▸ The exercise: Your task is to write out exactly the lines from the line containing "Type out the text in this image." through the end of the records, inclusive at both ends.

** START OF Input data **

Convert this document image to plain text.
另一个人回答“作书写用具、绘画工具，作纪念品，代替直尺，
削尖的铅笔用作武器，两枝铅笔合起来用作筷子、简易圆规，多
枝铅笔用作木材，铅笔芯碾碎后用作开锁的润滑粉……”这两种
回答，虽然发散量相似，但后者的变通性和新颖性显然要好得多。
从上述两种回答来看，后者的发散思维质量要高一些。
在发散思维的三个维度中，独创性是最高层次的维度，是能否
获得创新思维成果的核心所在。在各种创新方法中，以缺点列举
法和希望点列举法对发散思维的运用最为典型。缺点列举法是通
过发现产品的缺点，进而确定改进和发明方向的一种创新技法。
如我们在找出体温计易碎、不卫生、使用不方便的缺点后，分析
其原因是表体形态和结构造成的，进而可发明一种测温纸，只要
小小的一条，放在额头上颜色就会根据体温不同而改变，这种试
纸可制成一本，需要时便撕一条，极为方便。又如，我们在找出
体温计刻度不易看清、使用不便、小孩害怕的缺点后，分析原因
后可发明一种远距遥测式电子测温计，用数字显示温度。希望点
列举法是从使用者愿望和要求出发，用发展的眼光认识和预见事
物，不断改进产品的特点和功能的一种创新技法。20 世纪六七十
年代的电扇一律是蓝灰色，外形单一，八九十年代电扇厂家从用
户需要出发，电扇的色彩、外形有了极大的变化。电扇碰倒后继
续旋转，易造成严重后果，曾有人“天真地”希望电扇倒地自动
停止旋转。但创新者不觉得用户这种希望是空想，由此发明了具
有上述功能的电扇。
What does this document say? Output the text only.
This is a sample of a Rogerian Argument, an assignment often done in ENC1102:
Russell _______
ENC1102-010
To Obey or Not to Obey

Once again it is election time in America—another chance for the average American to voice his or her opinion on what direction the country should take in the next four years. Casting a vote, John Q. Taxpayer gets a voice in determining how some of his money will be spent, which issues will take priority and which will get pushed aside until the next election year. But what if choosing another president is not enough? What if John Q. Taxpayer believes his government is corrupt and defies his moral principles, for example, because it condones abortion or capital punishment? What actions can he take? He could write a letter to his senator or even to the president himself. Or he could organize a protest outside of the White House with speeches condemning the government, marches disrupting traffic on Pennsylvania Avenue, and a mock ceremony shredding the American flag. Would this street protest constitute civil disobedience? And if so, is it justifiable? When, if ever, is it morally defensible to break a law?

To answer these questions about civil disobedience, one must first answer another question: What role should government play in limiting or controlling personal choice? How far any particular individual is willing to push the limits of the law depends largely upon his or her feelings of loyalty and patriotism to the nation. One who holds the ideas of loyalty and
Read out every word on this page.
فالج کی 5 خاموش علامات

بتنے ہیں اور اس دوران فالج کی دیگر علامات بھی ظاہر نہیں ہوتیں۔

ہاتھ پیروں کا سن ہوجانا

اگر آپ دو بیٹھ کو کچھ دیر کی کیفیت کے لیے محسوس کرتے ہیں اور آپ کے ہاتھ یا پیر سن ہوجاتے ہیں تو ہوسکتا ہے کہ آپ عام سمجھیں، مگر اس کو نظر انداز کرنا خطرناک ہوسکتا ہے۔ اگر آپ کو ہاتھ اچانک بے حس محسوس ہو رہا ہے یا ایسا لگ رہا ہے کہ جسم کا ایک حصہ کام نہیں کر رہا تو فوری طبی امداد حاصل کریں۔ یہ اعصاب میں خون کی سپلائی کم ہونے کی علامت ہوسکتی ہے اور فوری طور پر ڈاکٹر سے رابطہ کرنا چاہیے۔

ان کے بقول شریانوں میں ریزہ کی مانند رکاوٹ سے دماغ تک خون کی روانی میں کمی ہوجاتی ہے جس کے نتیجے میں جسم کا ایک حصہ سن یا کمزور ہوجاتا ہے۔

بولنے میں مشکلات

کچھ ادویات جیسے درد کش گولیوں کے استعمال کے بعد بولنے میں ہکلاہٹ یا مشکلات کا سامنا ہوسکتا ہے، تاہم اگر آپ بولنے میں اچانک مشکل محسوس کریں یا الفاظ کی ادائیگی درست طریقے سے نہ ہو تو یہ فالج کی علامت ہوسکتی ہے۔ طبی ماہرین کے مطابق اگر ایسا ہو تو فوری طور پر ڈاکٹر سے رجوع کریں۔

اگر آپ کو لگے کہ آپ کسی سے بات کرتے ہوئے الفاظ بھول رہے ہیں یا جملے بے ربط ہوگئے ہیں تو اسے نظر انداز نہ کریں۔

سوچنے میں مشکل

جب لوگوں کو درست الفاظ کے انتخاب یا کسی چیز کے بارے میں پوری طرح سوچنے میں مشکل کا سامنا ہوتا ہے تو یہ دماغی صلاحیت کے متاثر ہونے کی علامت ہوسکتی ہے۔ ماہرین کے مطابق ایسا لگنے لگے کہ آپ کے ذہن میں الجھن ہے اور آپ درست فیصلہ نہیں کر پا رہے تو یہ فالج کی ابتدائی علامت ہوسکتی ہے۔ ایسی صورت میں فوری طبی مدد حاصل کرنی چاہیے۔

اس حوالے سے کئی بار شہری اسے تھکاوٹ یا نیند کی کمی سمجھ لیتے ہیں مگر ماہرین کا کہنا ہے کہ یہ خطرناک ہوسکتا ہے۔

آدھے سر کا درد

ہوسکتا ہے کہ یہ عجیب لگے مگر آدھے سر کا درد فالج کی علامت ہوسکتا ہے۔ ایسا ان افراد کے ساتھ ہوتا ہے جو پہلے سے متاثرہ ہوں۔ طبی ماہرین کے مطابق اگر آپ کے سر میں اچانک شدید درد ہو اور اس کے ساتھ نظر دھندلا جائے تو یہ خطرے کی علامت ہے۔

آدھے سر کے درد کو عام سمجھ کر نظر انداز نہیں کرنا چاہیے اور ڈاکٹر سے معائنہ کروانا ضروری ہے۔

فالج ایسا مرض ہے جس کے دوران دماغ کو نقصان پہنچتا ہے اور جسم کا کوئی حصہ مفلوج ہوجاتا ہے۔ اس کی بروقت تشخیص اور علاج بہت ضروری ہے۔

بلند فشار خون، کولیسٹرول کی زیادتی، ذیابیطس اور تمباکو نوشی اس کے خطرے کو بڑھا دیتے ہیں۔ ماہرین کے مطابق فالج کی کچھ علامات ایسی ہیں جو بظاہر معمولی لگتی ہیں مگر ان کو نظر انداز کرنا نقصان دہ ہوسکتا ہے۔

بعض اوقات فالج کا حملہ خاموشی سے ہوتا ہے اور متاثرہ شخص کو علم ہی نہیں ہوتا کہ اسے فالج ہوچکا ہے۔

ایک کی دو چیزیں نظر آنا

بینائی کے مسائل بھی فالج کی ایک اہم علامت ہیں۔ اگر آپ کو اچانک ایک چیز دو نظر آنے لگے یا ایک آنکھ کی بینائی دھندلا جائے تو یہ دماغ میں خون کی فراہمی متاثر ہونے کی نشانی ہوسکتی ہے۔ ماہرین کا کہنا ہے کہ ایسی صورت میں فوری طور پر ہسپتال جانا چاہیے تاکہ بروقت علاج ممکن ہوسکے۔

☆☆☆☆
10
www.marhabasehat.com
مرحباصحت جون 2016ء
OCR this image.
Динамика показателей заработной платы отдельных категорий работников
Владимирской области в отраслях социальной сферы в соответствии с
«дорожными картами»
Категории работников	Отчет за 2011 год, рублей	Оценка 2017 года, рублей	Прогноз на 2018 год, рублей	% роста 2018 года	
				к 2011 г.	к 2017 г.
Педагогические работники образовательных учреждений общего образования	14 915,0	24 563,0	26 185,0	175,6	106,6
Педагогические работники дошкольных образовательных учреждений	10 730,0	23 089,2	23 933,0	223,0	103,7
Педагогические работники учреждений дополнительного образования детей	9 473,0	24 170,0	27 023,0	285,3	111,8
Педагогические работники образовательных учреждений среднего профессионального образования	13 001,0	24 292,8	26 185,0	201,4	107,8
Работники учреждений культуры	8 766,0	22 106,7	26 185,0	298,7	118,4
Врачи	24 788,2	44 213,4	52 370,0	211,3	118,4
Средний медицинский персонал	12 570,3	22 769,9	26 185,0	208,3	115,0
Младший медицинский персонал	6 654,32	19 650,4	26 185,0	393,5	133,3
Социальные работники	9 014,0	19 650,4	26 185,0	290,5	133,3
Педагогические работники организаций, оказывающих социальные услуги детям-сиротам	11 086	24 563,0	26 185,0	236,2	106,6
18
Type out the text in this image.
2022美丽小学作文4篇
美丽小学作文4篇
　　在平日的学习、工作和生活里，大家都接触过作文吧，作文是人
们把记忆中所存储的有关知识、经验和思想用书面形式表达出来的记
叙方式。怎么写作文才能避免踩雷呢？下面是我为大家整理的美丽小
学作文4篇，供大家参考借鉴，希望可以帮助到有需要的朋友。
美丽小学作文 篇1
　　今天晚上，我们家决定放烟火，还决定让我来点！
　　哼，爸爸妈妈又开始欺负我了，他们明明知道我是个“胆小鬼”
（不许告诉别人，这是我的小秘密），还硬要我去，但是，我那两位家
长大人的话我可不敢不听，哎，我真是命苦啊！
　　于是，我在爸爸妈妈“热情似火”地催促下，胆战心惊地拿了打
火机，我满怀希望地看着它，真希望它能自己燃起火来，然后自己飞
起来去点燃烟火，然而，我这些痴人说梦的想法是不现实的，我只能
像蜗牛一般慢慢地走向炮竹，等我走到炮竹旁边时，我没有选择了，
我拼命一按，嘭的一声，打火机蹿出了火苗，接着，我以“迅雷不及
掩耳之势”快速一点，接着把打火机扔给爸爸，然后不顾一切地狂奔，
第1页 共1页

** END OF Input data **

▸ Answer below:
Type out the text in this image.
2022美丽小学作文4篇
美丽小学作文4篇
　　在平日的学习、工作和生活里，大家都接触过作文吧，作文是人
们把记忆中所存储的有关知识、经验和思想用书面形式表达出来的记
叙方式。怎么写作文才能避免踩雷呢？下面是我为大家整理的美丽小
学作文4篇，供大家参考借鉴，希望可以帮助到有需要的朋友。
美丽小学作文 篇1
　　今天晚上，我们家决定放烟火，还决定让我来点！
　　哼，爸爸妈妈又开始欺负我了，他们明明知道我是个“胆小鬼”
（不许告诉别人，这是我的小秘密），还硬要我去，但是，我那两位家
长大人的话我可不敢不听，哎，我真是命苦啊！
　　于是，我在爸爸妈妈“热情似火”地催促下，胆战心惊地拿了打
火机，我满怀希望地看着它，真希望它能自己燃起火来，然后自己飞
起来去点燃烟火，然而，我这些痴人说梦的想法是不现实的，我只能
像蜗牛一般慢慢地走向炮竹，等我走到炮竹旁边时，我没有选择了，
我拼命一按，嘭的一声，打火机蹿出了火苗，接着，我以“迅雷不及
掩耳之势”快速一点，接着把打火机扔给爸爸，然后不顾一切地狂奔，
第1页 共1页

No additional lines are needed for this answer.